Data entries:
------------------------------
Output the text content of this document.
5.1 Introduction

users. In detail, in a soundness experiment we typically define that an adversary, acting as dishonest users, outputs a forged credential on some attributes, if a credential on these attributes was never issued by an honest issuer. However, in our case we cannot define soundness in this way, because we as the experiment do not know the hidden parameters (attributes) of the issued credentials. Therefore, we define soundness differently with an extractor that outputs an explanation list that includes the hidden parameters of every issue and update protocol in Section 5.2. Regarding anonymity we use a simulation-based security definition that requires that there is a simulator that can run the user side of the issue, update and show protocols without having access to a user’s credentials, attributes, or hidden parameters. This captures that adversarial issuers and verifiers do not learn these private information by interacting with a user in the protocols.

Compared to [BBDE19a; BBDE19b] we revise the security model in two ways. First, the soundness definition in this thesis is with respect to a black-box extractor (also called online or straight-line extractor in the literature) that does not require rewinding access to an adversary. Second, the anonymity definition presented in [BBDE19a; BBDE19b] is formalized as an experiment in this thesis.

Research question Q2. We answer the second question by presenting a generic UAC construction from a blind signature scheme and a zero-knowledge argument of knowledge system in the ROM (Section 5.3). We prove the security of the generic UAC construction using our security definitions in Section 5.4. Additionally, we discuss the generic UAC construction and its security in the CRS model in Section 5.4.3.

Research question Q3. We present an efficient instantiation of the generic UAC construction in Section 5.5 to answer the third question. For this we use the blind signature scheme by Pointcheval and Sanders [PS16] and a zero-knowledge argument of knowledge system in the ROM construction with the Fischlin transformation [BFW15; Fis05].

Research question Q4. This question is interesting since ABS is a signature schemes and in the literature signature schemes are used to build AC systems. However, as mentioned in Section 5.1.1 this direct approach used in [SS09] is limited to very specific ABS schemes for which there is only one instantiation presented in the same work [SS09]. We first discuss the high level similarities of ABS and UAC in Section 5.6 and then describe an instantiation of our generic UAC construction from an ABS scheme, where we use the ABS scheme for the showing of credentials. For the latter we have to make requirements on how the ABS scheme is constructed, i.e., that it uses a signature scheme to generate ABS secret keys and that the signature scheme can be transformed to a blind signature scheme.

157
------------------------------
_WRITTEN PROBLEM_. Return, from the data, each line that has the word "zero" in it.

_RESPONSE TO THE EXERCISE_.
Research question Q2. We answer the second question by presenting a generic UAC construction from a blind signature scheme and a zero-knowledge argument of knowledge system in the ROM (Section 5.3). We prove the security of the generic UAC construction using our security definitions in Section 5.4. Additionally, we discuss the generic UAC construction and its security in the CRS model in Section 5.4.3.
Research question Q3. We present an efficient instantiation of the generic UAC construction in Section 5.5 to answer the third question. For this we use the blind signature scheme by Pointcheval and Sanders [PS16] and a zero-knowledge argument of knowledge system in the ROM construction with the Fischlin transformation [BFW15; Fis05].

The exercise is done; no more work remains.